----- Listing -----

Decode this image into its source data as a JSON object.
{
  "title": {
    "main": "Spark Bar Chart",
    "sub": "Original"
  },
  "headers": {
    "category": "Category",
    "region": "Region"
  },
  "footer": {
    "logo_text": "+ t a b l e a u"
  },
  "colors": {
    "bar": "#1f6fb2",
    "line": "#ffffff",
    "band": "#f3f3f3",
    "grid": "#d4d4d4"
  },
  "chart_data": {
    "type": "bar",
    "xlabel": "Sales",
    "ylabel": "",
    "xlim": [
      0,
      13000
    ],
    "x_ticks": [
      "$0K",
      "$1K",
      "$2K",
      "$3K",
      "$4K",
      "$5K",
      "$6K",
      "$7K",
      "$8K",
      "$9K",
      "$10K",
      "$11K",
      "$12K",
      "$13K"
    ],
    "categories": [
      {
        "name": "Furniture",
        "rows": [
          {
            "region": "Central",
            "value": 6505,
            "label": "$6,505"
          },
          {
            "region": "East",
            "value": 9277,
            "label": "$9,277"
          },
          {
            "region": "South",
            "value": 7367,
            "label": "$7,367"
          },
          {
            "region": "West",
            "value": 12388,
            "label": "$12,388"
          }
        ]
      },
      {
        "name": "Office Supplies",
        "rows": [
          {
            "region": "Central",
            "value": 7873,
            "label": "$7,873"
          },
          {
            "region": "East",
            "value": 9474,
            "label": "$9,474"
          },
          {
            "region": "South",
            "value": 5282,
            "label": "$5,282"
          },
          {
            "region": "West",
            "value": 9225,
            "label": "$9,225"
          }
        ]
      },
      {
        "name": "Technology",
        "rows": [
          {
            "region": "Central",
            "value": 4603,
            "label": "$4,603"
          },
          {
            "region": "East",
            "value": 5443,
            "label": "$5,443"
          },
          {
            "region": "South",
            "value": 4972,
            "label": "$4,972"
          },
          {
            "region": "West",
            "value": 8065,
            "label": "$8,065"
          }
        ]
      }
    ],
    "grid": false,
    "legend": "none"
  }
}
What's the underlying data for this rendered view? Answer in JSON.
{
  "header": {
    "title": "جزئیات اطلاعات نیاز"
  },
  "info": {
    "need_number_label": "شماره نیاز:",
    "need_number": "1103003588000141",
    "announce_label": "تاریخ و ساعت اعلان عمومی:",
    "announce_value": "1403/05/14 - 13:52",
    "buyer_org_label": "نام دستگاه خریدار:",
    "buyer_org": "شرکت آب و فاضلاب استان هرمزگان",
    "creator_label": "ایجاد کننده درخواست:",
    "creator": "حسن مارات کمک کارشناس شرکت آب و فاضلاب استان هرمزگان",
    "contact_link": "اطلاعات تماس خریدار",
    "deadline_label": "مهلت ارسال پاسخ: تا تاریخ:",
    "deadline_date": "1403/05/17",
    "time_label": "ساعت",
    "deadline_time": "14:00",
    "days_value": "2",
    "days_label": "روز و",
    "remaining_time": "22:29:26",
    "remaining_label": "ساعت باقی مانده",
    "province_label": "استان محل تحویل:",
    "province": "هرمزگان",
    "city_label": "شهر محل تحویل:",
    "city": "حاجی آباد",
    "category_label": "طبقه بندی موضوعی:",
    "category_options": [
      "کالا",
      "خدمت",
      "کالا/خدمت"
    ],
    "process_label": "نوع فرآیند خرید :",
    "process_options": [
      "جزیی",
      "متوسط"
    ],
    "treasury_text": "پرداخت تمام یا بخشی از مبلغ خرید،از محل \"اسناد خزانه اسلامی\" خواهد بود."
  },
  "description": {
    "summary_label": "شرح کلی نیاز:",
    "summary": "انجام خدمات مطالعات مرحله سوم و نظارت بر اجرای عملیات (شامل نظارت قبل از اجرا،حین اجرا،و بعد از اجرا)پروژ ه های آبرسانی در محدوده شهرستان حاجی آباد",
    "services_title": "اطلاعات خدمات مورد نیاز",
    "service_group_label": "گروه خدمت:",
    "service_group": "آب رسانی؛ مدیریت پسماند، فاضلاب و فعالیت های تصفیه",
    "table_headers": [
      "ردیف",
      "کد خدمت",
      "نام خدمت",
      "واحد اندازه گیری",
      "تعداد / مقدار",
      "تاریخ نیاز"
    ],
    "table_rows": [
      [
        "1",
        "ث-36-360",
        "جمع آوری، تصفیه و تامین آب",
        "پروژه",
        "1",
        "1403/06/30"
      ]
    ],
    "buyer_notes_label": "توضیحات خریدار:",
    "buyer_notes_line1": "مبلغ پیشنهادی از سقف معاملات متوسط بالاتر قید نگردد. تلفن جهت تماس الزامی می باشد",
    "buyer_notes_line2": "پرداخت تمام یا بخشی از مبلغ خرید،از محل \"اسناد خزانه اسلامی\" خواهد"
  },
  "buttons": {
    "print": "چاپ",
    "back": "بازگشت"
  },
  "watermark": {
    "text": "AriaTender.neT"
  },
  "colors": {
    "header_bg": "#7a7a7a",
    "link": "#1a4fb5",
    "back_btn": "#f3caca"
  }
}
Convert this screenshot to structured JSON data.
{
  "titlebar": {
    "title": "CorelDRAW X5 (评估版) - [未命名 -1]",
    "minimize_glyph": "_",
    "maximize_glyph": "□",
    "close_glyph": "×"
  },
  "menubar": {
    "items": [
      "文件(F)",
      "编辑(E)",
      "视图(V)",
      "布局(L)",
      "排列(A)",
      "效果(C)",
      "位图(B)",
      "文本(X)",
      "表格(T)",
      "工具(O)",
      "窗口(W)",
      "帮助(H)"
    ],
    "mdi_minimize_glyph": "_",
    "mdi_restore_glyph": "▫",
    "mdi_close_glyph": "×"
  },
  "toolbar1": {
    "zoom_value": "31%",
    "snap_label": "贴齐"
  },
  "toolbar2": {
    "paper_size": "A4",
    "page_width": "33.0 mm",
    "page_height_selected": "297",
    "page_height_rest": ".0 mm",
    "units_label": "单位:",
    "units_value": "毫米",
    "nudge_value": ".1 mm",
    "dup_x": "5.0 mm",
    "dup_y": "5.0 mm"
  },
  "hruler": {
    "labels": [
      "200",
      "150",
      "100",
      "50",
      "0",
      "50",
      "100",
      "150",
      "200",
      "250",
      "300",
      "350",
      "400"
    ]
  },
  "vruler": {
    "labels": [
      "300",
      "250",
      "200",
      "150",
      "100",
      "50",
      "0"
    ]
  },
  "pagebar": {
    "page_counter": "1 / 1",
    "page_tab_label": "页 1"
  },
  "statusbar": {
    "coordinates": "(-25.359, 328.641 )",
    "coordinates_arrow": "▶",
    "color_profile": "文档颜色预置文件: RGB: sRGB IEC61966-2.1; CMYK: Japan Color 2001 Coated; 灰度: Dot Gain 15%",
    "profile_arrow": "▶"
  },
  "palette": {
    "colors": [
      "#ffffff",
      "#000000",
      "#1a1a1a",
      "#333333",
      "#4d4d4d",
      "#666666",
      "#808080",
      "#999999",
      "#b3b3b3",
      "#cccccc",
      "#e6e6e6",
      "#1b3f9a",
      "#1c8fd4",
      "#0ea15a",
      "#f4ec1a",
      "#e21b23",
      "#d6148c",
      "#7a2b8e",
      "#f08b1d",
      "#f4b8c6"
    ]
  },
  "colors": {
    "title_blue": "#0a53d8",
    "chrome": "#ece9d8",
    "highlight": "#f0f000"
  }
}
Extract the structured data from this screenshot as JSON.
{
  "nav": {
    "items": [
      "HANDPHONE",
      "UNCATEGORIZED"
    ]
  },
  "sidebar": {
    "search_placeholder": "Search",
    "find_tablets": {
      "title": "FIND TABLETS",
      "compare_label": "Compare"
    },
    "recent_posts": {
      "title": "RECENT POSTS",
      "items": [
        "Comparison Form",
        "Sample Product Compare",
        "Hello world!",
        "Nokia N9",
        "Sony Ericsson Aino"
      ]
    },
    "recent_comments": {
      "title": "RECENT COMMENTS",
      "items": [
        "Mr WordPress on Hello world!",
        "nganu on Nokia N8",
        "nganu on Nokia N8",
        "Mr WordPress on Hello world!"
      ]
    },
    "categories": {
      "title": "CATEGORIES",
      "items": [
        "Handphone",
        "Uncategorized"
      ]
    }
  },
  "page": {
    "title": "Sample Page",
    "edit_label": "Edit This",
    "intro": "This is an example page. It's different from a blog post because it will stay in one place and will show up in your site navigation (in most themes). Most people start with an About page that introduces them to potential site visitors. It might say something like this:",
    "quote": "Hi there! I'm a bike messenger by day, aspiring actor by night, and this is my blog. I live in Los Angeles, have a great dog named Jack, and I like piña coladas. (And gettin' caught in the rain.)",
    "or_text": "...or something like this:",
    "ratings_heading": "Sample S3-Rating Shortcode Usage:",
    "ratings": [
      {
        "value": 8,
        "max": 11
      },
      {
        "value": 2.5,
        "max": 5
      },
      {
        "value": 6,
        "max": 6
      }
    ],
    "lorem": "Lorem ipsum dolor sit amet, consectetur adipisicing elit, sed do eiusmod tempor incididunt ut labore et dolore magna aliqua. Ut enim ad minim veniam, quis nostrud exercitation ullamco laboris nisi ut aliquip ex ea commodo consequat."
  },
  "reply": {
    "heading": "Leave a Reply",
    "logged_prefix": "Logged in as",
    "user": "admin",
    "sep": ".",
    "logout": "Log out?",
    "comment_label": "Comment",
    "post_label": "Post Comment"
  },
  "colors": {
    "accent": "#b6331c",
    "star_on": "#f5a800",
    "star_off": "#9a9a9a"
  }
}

-----

● Problem description:
Of the lines in the material, how many include "خریدار"? Respond with the number alone.

● Output of the task:
3